>> Start

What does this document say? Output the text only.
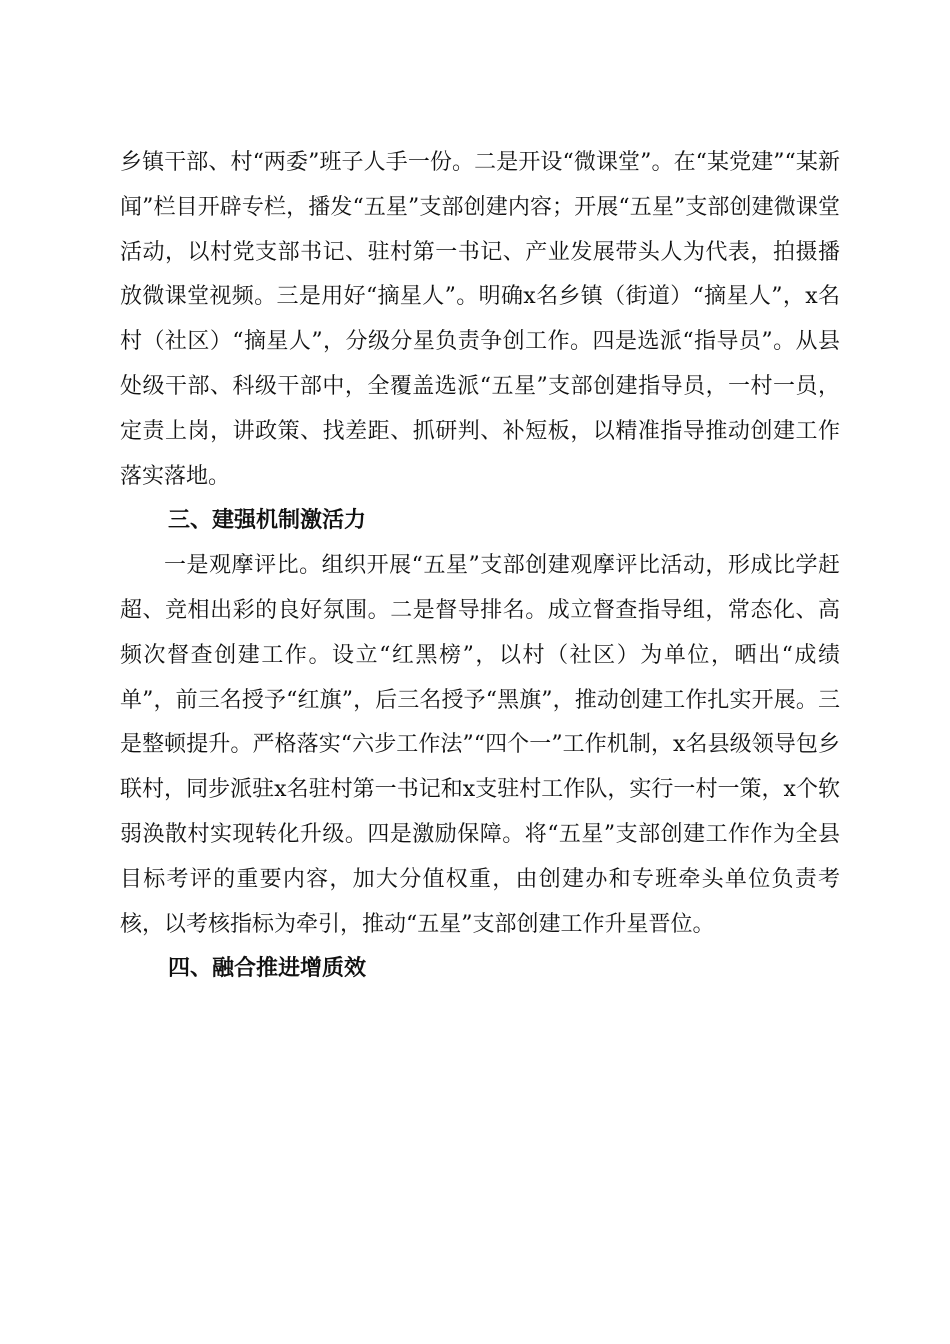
乡镇干部、村“两委”班子人手一份。二是开设“微课堂”。在“某党建”“某新闻”栏目开辟专栏，播发“五星”支部创建内容；开展“五星”支部创建微课堂活动，以村党支部书记、驻村第一书记、产业发展带头人为代表，拍摄播放微课堂视频。三是用好“摘星人”。明确x名乡镇（街道）“摘星人”，x名村（社区）“摘星人”，分级分星负责争创工作。四是选派“指导员”。从县处级干部、科级干部中，全覆盖选派“五星”支部创建指导员，一村一员，定责上岗，讲政策、找差距、抓研判、补短板，以精准指导推动创建工作落实落地。

三、建强机制激活力

一是观摩评比。组织开展“五星”支部创建观摩评比活动，形成比学赶超、竞相出彩的良好氛围。二是督导排名。成立督查指导组，常态化、高频次督查创建工作。设立“红黑榜”，以村（社区）为单位，晒出“成绩单”，前三名授予“红旗”，后三名授予“黑旗”，推动创建工作扎实开展。三是整顿提升。严格落实“六步工作法”“四个一”工作机制，x名县级领导包乡联村，同步派驻x名驻村第一书记和x支驻村工作队，实行一村一策，x个软弱涣散村实现转化升级。四是激励保障。将“五星”支部创建工作作为全县目标考评的重要内容，加大分值权重，由创建办和专班牵头单位负责考核，以考核指标为牵引，推动“五星”支部创建工作升星晋位。

四、融合推进增质效
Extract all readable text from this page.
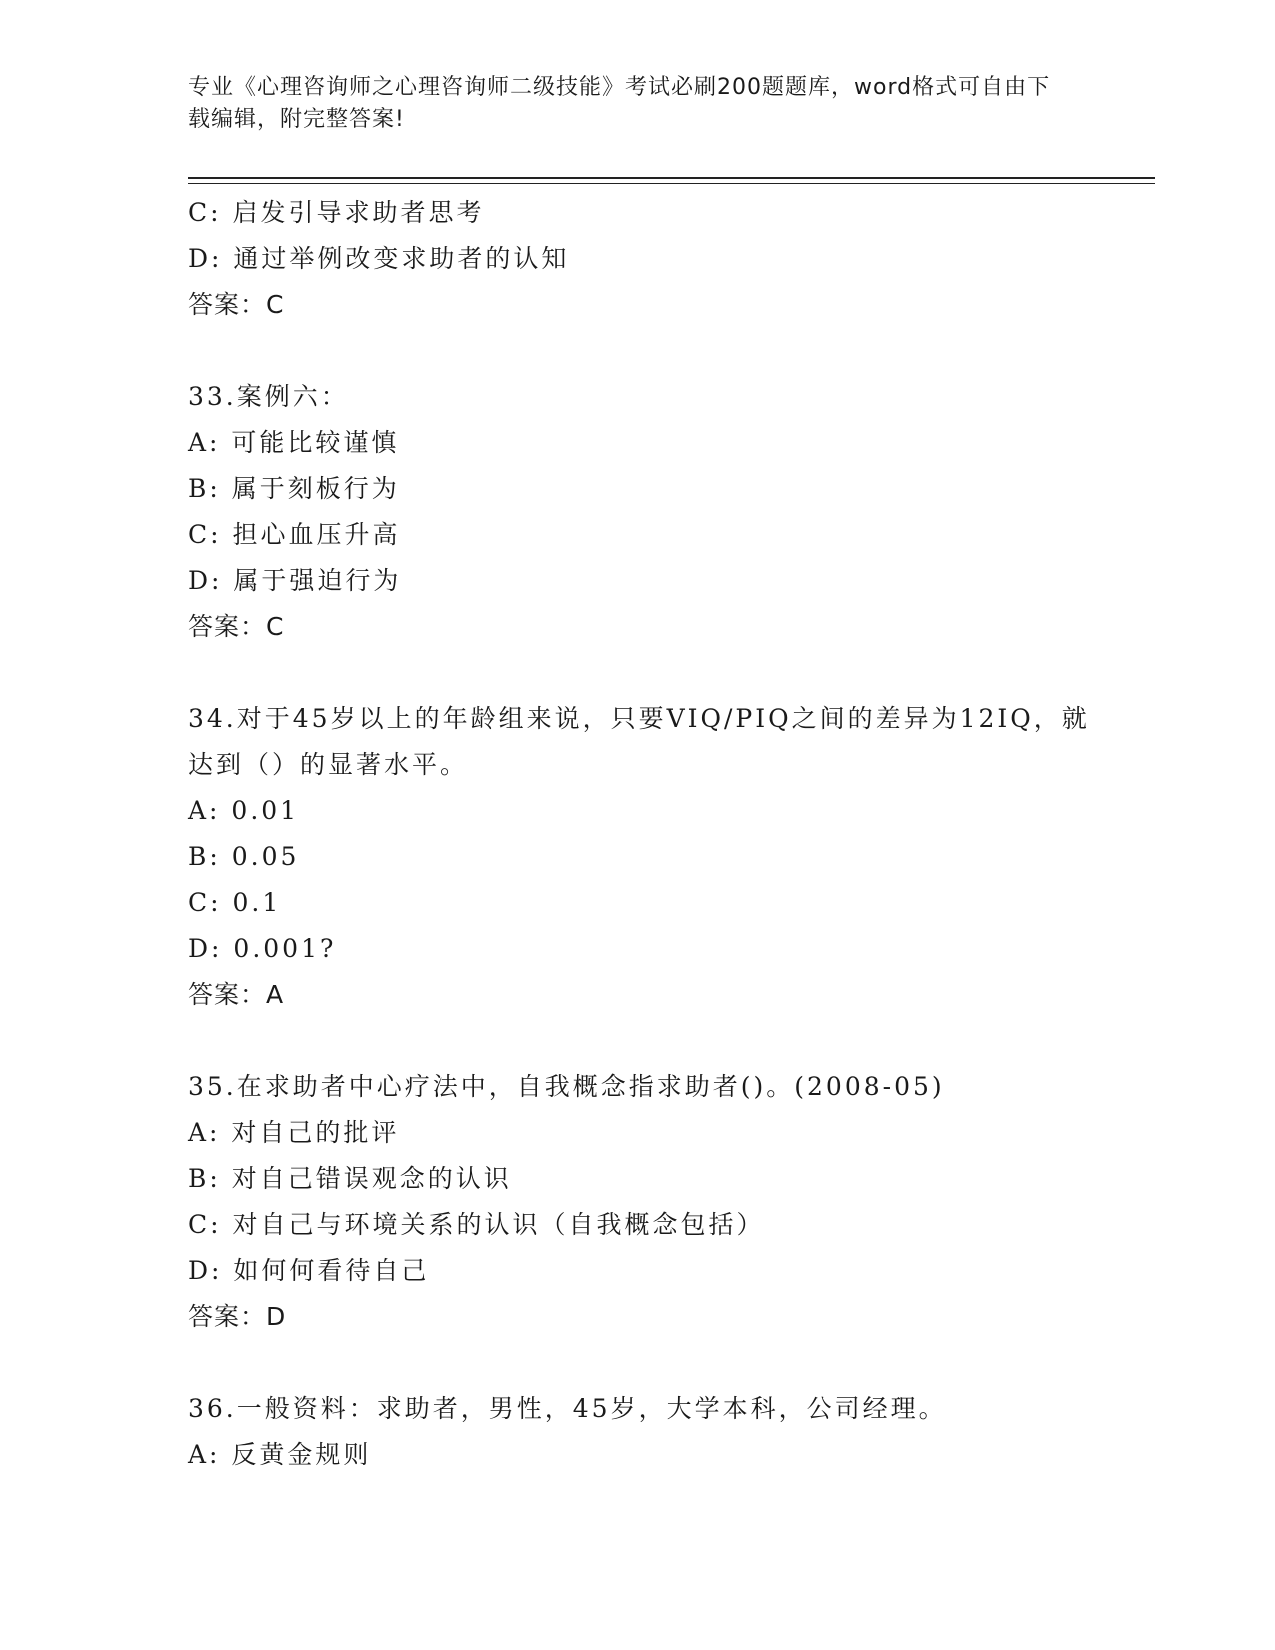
专业《心理咨询师之心理咨询师二级技能》考试必刷200题题库，word格式可自由下载编辑，附完整答案!
C: 启发引导求助者思考
D: 通过举例改变求助者的认知
答案：C
33.案例六：
A: 可能比较谨慎
B: 属于刻板行为
C: 担心血压升高
D: 属于强迫行为
答案：C
34.对于45岁以上的年龄组来说，只要VIQ/PIQ之间的差异为12IQ，就达到（）的显著水平。
A: 0.01
B: 0.05
C: 0.1
D: 0.001?
答案：A
35.在求助者中心疗法中，自我概念指求助者()。(2008-05)
A: 对自己的批评
B: 对自己错误观念的认识
C: 对自己与环境关系的认识（自我概念包括）
D: 如何何看待自己
答案：D
36.一般资料：求助者，男性，45岁，大学本科，公司经理。
A: 反黄金规则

>> End

Exercise
The pictures in the entries should be left out; output everything else exactly.

Exercise output
What does this document say? Output the text only.
乡镇干部、村“两委”班子人手一份。二是开设“微课堂”。在“某党建”“某新闻”栏目开辟专栏，播发“五星”支部创建内容；开展“五星”支部创建微课堂活动，以村党支部书记、驻村第一书记、产业发展带头人为代表，拍摄播放微课堂视频。三是用好“摘星人”。明确x名乡镇（街道）“摘星人”，x名村（社区）“摘星人”，分级分星负责争创工作。四是选派“指导员”。从县处级干部、科级干部中，全覆盖选派“五星”支部创建指导员，一村一员，定责上岗，讲政策、找差距、抓研判、补短板，以精准指导推动创建工作落实落地。

三、建强机制激活力

一是观摩评比。组织开展“五星”支部创建观摩评比活动，形成比学赶超、竞相出彩的良好氛围。二是督导排名。成立督查指导组，常态化、高频次督查创建工作。设立“红黑榜”，以村（社区）为单位，晒出“成绩单”，前三名授予“红旗”，后三名授予“黑旗”，推动创建工作扎实开展。三是整顿提升。严格落实“六步工作法”“四个一”工作机制，x名县级领导包乡联村，同步派驻x名驻村第一书记和x支驻村工作队，实行一村一策，x个软弱涣散村实现转化升级。四是激励保障。将“五星”支部创建工作作为全县目标考评的重要内容，加大分值权重，由创建办和专班牵头单位负责考核，以考核指标为牵引，推动“五星”支部创建工作升星晋位。

四、融合推进增质效
Extract all readable text from this page.
专业《心理咨询师之心理咨询师二级技能》考试必刷200题题库，word格式可自由下载编辑，附完整答案!
C: 启发引导求助者思考
D: 通过举例改变求助者的认知
答案：C
33.案例六：
A: 可能比较谨慎
B: 属于刻板行为
C: 担心血压升高
D: 属于强迫行为
答案：C
34.对于45岁以上的年龄组来说，只要VIQ/PIQ之间的差异为12IQ，就达到（）的显著水平。
A: 0.01
B: 0.05
C: 0.1
D: 0.001?
答案：A
35.在求助者中心疗法中，自我概念指求助者()。(2008-05)
A: 对自己的批评
B: 对自己错误观念的认识
C: 对自己与环境关系的认识（自我概念包括）
D: 如何何看待自己
答案：D
36.一般资料：求助者，男性，45岁，大学本科，公司经理。
A: 反黄金规则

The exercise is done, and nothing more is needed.